▶ _WHAT IS EXPECTED_: Check the listing below line by line and report how many lines hold "credential", with no other words.

[Data entries]
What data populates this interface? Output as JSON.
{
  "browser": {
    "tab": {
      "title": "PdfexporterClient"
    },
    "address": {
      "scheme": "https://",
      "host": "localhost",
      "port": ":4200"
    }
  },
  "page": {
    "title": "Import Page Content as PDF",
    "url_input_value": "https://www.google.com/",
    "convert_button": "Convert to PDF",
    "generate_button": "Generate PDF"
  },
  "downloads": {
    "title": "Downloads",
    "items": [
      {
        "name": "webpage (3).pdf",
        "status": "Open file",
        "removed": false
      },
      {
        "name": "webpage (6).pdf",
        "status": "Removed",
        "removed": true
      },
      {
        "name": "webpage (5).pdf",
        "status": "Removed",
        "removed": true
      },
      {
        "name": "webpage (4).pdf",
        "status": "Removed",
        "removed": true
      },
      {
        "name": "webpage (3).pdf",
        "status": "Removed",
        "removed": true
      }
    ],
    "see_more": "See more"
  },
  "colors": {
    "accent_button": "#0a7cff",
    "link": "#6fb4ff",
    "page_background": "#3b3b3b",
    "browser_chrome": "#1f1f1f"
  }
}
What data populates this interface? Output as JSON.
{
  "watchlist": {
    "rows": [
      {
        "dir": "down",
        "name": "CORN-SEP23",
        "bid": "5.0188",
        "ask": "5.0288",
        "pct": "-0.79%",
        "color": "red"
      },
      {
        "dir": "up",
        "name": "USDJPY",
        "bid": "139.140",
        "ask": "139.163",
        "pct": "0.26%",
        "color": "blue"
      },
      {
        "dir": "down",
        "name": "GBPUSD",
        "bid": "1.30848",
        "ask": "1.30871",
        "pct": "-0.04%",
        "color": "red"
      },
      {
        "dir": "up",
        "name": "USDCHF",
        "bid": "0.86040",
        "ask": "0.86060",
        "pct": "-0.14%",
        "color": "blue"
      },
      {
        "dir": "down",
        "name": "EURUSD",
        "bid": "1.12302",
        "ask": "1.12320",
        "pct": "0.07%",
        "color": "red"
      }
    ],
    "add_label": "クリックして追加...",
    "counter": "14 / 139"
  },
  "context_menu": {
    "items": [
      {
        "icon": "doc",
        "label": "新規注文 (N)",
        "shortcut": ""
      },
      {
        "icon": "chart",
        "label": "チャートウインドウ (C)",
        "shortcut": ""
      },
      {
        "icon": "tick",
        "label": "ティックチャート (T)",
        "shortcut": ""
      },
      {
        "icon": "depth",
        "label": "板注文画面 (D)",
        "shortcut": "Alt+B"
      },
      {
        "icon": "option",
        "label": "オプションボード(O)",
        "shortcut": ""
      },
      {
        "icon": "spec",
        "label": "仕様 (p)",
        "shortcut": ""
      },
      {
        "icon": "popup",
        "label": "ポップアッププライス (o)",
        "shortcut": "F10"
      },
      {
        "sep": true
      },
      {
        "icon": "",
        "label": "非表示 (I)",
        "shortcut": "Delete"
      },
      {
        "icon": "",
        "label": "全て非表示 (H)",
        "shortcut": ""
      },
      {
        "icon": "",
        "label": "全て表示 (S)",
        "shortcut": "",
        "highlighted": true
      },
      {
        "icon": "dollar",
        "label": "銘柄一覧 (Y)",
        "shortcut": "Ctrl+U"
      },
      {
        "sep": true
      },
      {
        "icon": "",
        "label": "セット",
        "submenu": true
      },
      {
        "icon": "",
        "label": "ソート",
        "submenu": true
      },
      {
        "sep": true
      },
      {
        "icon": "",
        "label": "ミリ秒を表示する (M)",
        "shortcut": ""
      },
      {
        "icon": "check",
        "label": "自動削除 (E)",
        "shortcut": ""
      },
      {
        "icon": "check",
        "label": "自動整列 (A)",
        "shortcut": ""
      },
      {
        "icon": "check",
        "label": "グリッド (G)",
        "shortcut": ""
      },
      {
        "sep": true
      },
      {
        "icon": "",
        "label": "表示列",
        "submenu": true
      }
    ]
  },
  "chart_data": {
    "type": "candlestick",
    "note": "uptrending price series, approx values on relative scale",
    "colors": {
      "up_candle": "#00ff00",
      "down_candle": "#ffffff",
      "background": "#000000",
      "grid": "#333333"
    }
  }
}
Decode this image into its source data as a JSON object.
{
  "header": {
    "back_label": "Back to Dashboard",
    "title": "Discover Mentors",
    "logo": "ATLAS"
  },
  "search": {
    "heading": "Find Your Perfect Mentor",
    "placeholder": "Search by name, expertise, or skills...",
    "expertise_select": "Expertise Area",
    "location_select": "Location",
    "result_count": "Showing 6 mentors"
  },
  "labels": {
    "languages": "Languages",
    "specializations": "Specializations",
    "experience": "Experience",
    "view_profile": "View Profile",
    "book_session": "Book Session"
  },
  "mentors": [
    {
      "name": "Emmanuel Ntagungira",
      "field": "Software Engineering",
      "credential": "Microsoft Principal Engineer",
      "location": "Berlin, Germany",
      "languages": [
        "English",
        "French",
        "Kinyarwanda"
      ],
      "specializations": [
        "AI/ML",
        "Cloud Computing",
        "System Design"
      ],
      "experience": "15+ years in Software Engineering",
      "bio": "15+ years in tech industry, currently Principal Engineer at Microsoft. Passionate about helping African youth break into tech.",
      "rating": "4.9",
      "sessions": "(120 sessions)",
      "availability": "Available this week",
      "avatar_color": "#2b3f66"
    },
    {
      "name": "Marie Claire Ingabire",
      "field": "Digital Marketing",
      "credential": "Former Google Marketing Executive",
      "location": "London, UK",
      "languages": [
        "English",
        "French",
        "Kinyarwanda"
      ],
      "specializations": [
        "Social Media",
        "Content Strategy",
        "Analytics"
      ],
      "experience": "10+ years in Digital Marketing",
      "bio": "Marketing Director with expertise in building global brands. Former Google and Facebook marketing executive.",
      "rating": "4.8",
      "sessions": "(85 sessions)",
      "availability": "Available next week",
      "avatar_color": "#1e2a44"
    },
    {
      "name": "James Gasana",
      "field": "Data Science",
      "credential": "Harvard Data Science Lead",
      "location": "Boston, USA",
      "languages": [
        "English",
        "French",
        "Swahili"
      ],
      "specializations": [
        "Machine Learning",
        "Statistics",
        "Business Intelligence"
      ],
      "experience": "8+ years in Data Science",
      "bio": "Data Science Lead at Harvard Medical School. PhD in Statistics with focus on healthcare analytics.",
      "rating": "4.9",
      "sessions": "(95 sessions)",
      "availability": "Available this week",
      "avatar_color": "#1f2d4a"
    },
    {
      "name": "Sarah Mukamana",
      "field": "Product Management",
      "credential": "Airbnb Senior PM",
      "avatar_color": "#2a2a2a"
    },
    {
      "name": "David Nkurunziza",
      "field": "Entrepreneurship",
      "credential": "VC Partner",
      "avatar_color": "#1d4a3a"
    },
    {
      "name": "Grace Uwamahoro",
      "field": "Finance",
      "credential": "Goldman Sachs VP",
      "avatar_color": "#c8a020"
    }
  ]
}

▶ _EXERCISE RESULT_: 6